__Data shown__.
◆ ◆ ◆ ◆ ◆

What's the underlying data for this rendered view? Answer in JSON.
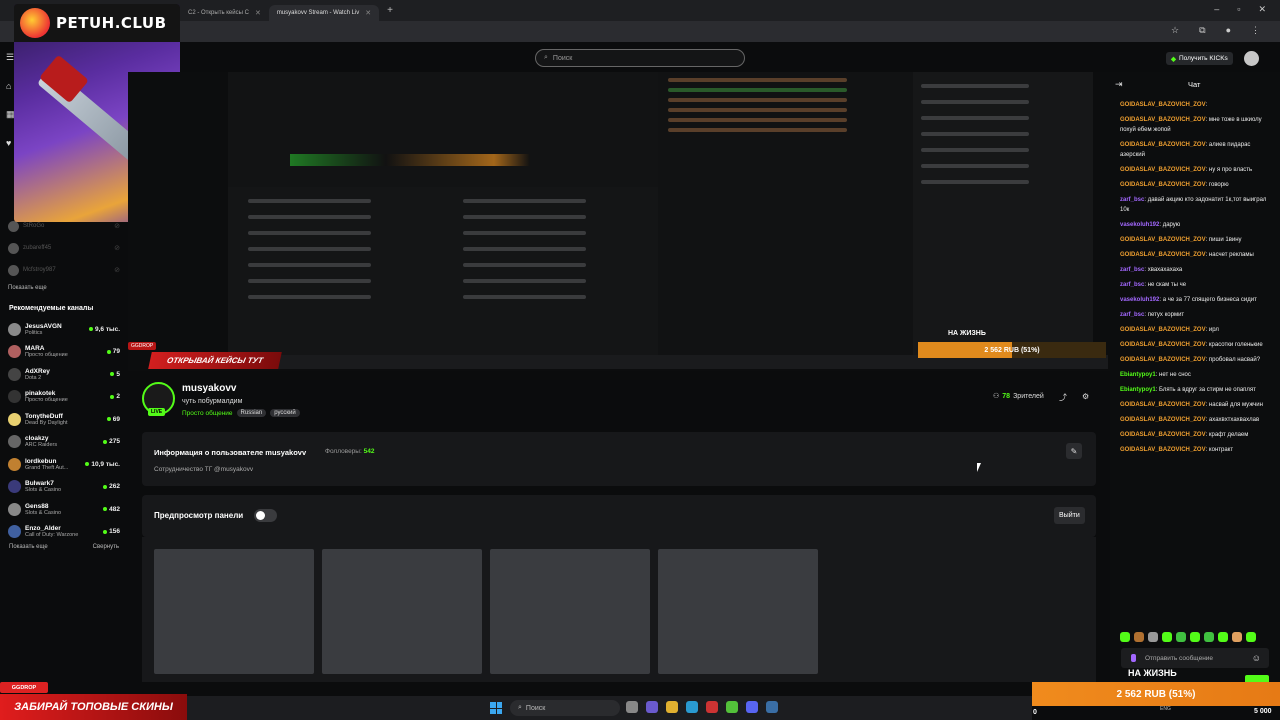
{
  "browser": {
    "tabs": [
      {
        "label": "C2 - Открыть кейсы C",
        "active": false
      },
      {
        "label": "musyakovv Stream - Watch Liv",
        "active": true
      }
    ]
  },
  "overlay": {
    "brand": "PETUH.CLUB",
    "open_cases_banner": "ОТКРЫВАЙ КЕЙСЫ ТУТ",
    "ggdrop_tag": "GGDROP",
    "bottom_banner": "ЗАБИРАЙ ТОПОВЫЕ СКИНЫ",
    "bottom_tag": "GGDROP"
  },
  "header": {
    "search_placeholder": "Поиск",
    "get_kicks": "Получить KICKs"
  },
  "sidebar": {
    "followed": [
      {
        "name": "StRoGo"
      },
      {
        "name": "zubareff45"
      },
      {
        "name": "Mcfstroy987"
      }
    ],
    "show_more": "Показать еще",
    "recommended_title": "Рекомендуемые каналы",
    "recommended": [
      {
        "name": "JesusAVGN",
        "category": "Politics",
        "viewers": "9,6 тыс.",
        "color": "#8a8a8a"
      },
      {
        "name": "MARA",
        "category": "Просто общение",
        "viewers": "79",
        "color": "#b06060"
      },
      {
        "name": "AdXRey",
        "category": "Dota 2",
        "viewers": "5",
        "color": "#444"
      },
      {
        "name": "pinakotek",
        "category": "Просто общение",
        "viewers": "2",
        "color": "#333"
      },
      {
        "name": "TonytheDuff",
        "category": "Dead By Daylight",
        "viewers": "69",
        "color": "#e8d070"
      },
      {
        "name": "cloakzy",
        "category": "ARC Raiders",
        "viewers": "275",
        "color": "#666"
      },
      {
        "name": "lordkebun",
        "category": "Grand Theft Aut...",
        "viewers": "10,9 тыс.",
        "color": "#c08030"
      },
      {
        "name": "Bulwark7",
        "category": "Slots & Casino",
        "viewers": "262",
        "color": "#3a3a7a"
      },
      {
        "name": "Gens88",
        "category": "Slots & Casino",
        "viewers": "482",
        "color": "#888"
      },
      {
        "name": "Enzo_Alder",
        "category": "Call of Duty: Warzone",
        "viewers": "156",
        "color": "#4060a0"
      }
    ],
    "show_more_2": "Показать еще",
    "collapse": "Свернуть"
  },
  "video": {
    "life_label": "НА ЖИЗНЬ",
    "goal_bar": "2 562 RUB (51%)",
    "goal_fraction": 0.51
  },
  "channel": {
    "name": "musyakovv",
    "live": "LIVE",
    "title": "чуть побурмалдим",
    "category": "Просто общение",
    "tags": [
      "Russian",
      "русский"
    ],
    "viewers": "78",
    "viewers_label": "Зрителей"
  },
  "about": {
    "title": "Информация о пользователе musyakovv",
    "followers_label": "Фолловеры:",
    "followers": "542",
    "description": "Сотрудничество ТГ @musyakovv"
  },
  "panel_preview": {
    "label": "Предпросмотр панели",
    "exit": "Выйти"
  },
  "chat": {
    "title": "Чат",
    "messages": [
      {
        "user": "GOIDASLAV_BAZOVICH_ZOV",
        "text": "",
        "color": "#f0a030"
      },
      {
        "user": "GOIDASLAV_BAZOVICH_ZOV",
        "text": "мне тоже в шкиолу похуй ебем жопой",
        "color": "#f0a030"
      },
      {
        "user": "GOIDASLAV_BAZOVICH_ZOV",
        "text": "алиев пидарас азерский",
        "color": "#f0a030"
      },
      {
        "user": "GOIDASLAV_BAZOVICH_ZOV",
        "text": "ну я про власть",
        "color": "#f0a030"
      },
      {
        "user": "GOIDASLAV_BAZOVICH_ZOV",
        "text": "говорю",
        "color": "#f0a030"
      },
      {
        "user": "zarf_bsc",
        "text": "давай акцию кто задонатит 1к,тот выиграл 10к",
        "color": "#a368ff"
      },
      {
        "user": "vasekoluh192",
        "text": "дарую",
        "color": "#a368ff"
      },
      {
        "user": "GOIDASLAV_BAZOVICH_ZOV",
        "text": "пиши 1винy",
        "color": "#f0a030"
      },
      {
        "user": "GOIDASLAV_BAZOVICH_ZOV",
        "text": "насчет рекламы",
        "color": "#f0a030"
      },
      {
        "user": "zarf_bsc",
        "text": "хвахахахаха",
        "color": "#a368ff"
      },
      {
        "user": "zarf_bsc",
        "text": "не скам ты че",
        "color": "#a368ff"
      },
      {
        "user": "vasekoluh192",
        "text": "а че за 77 спящего бизнеса сидит",
        "color": "#a368ff"
      },
      {
        "user": "zarf_bsc",
        "text": "петух кормит",
        "color": "#a368ff"
      },
      {
        "user": "GOIDASLAV_BAZOVICH_ZOV",
        "text": "ирл",
        "color": "#f0a030"
      },
      {
        "user": "GOIDASLAV_BAZOVICH_ZOV",
        "text": "красотки голенькие",
        "color": "#f0a030"
      },
      {
        "user": "GOIDASLAV_BAZOVICH_ZOV",
        "text": "пробовал насвай?",
        "color": "#f0a030"
      },
      {
        "user": "Ebiantypoy1",
        "text": "нет не снос",
        "color": "#53fc18"
      },
      {
        "user": "Ebiantypoy1",
        "text": "Блять а вдруг за стирм не опаплят",
        "color": "#53fc18"
      },
      {
        "user": "GOIDASLAV_BAZOVICH_ZOV",
        "text": "насвай для мужчин",
        "color": "#f0a030"
      },
      {
        "user": "GOIDASLAV_BAZOVICH_ZOV",
        "text": "ахахвхтхахвахлав",
        "color": "#f0a030"
      },
      {
        "user": "GOIDASLAV_BAZOVICH_ZOV",
        "text": "крафт делаем",
        "color": "#f0a030"
      },
      {
        "user": "GOIDASLAV_BAZOVICH_ZOV",
        "text": "контракт",
        "color": "#f0a030"
      }
    ],
    "input_placeholder": "Отправить сообщение",
    "life_label": "НА ЖИЗНЬ",
    "goal_bar": "2 562 RUB (51%)",
    "goal_zero": "0",
    "goal_max": "5 000"
  },
  "taskbar": {
    "search": "Поиск",
    "lang": "ENG"
  }
}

◆ ◆ ◆ ◆ ◆

__What the task requires__.
Restate each entry word for word, leaving out any pictures.

__Problem solution__.
What's the underlying data for this rendered view? Answer in JSON.
{
  "browser": {
    "tabs": [
      {
        "label": "C2 - Открыть кейсы C",
        "active": false
      },
      {
        "label": "musyakovv Stream - Watch Liv",
        "active": true
      }
    ]
  },
  "overlay": {
    "brand": "PETUH.CLUB",
    "open_cases_banner": "ОТКРЫВАЙ КЕЙСЫ ТУТ",
    "ggdrop_tag": "GGDROP",
    "bottom_banner": "ЗАБИРАЙ ТОПОВЫЕ СКИНЫ",
    "bottom_tag": "GGDROP"
  },
  "header": {
    "search_placeholder": "Поиск",
    "get_kicks": "Получить KICKs"
  },
  "sidebar": {
    "followed": [
      {
        "name": "StRoGo"
      },
      {
        "name": "zubareff45"
      },
      {
        "name": "Mcfstroy987"
      }
    ],
    "show_more": "Показать еще",
    "recommended_title": "Рекомендуемые каналы",
    "recommended": [
      {
        "name": "JesusAVGN",
        "category": "Politics",
        "viewers": "9,6 тыс.",
        "color": "#8a8a8a"
      },
      {
        "name": "MARA",
        "category": "Просто общение",
        "viewers": "79",
        "color": "#b06060"
      },
      {
        "name": "AdXRey",
        "category": "Dota 2",
        "viewers": "5",
        "color": "#444"
      },
      {
        "name": "pinakotek",
        "category": "Просто общение",
        "viewers": "2",
        "color": "#333"
      },
      {
        "name": "TonytheDuff",
        "category": "Dead By Daylight",
        "viewers": "69",
        "color": "#e8d070"
      },
      {
        "name": "cloakzy",
        "category": "ARC Raiders",
        "viewers": "275",
        "color": "#666"
      },
      {
        "name": "lordkebun",
        "category": "Grand Theft Aut...",
        "viewers": "10,9 тыс.",
        "color": "#c08030"
      },
      {
        "name": "Bulwark7",
        "category": "Slots & Casino",
        "viewers": "262",
        "color": "#3a3a7a"
      },
      {
        "name": "Gens88",
        "category": "Slots & Casino",
        "viewers": "482",
        "color": "#888"
      },
      {
        "name": "Enzo_Alder",
        "category": "Call of Duty: Warzone",
        "viewers": "156",
        "color": "#4060a0"
      }
    ],
    "show_more_2": "Показать еще",
    "collapse": "Свернуть"
  },
  "video": {
    "life_label": "НА ЖИЗНЬ",
    "goal_bar": "2 562 RUB (51%)",
    "goal_fraction": 0.51
  },
  "channel": {
    "name": "musyakovv",
    "live": "LIVE",
    "title": "чуть побурмалдим",
    "category": "Просто общение",
    "tags": [
      "Russian",
      "русский"
    ],
    "viewers": "78",
    "viewers_label": "Зрителей"
  },
  "about": {
    "title": "Информация о пользователе musyakovv",
    "followers_label": "Фолловеры:",
    "followers": "542",
    "description": "Сотрудничество ТГ @musyakovv"
  },
  "panel_preview": {
    "label": "Предпросмотр панели",
    "exit": "Выйти"
  },
  "chat": {
    "title": "Чат",
    "messages": [
      {
        "user": "GOIDASLAV_BAZOVICH_ZOV",
        "text": "",
        "color": "#f0a030"
      },
      {
        "user": "GOIDASLAV_BAZOVICH_ZOV",
        "text": "мне тоже в шкиолу похуй ебем жопой",
        "color": "#f0a030"
      },
      {
        "user": "GOIDASLAV_BAZOVICH_ZOV",
        "text": "алиев пидарас азерский",
        "color": "#f0a030"
      },
      {
        "user": "GOIDASLAV_BAZOVICH_ZOV",
        "text": "ну я про власть",
        "color": "#f0a030"
      },
      {
        "user": "GOIDASLAV_BAZOVICH_ZOV",
        "text": "говорю",
        "color": "#f0a030"
      },
      {
        "user": "zarf_bsc",
        "text": "давай акцию кто задонатит 1к,тот выиграл 10к",
        "color": "#a368ff"
      },
      {
        "user": "vasekoluh192",
        "text": "дарую",
        "color": "#a368ff"
      },
      {
        "user": "GOIDASLAV_BAZOVICH_ZOV",
        "text": "пиши 1винy",
        "color": "#f0a030"
      },
      {
        "user": "GOIDASLAV_BAZOVICH_ZOV",
        "text": "насчет рекламы",
        "color": "#f0a030"
      },
      {
        "user": "zarf_bsc",
        "text": "хвахахахаха",
        "color": "#a368ff"
      },
      {
        "user": "zarf_bsc",
        "text": "не скам ты че",
        "color": "#a368ff"
      },
      {
        "user": "vasekoluh192",
        "text": "а че за 77 спящего бизнеса сидит",
        "color": "#a368ff"
      },
      {
        "user": "zarf_bsc",
        "text": "петух кормит",
        "color": "#a368ff"
      },
      {
        "user": "GOIDASLAV_BAZOVICH_ZOV",
        "text": "ирл",
        "color": "#f0a030"
      },
      {
        "user": "GOIDASLAV_BAZOVICH_ZOV",
        "text": "красотки голенькие",
        "color": "#f0a030"
      },
      {
        "user": "GOIDASLAV_BAZOVICH_ZOV",
        "text": "пробовал насвай?",
        "color": "#f0a030"
      },
      {
        "user": "Ebiantypoy1",
        "text": "нет не снос",
        "color": "#53fc18"
      },
      {
        "user": "Ebiantypoy1",
        "text": "Блять а вдруг за стирм не опаплят",
        "color": "#53fc18"
      },
      {
        "user": "GOIDASLAV_BAZOVICH_ZOV",
        "text": "насвай для мужчин",
        "color": "#f0a030"
      },
      {
        "user": "GOIDASLAV_BAZOVICH_ZOV",
        "text": "ахахвхтхахвахлав",
        "color": "#f0a030"
      },
      {
        "user": "GOIDASLAV_BAZOVICH_ZOV",
        "text": "крафт делаем",
        "color": "#f0a030"
      },
      {
        "user": "GOIDASLAV_BAZOVICH_ZOV",
        "text": "контракт",
        "color": "#f0a030"
      }
    ],
    "input_placeholder": "Отправить сообщение",
    "life_label": "НА ЖИЗНЬ",
    "goal_bar": "2 562 RUB (51%)",
    "goal_zero": "0",
    "goal_max": "5 000"
  },
  "taskbar": {
    "search": "Поиск",
    "lang": "ENG"
  }
}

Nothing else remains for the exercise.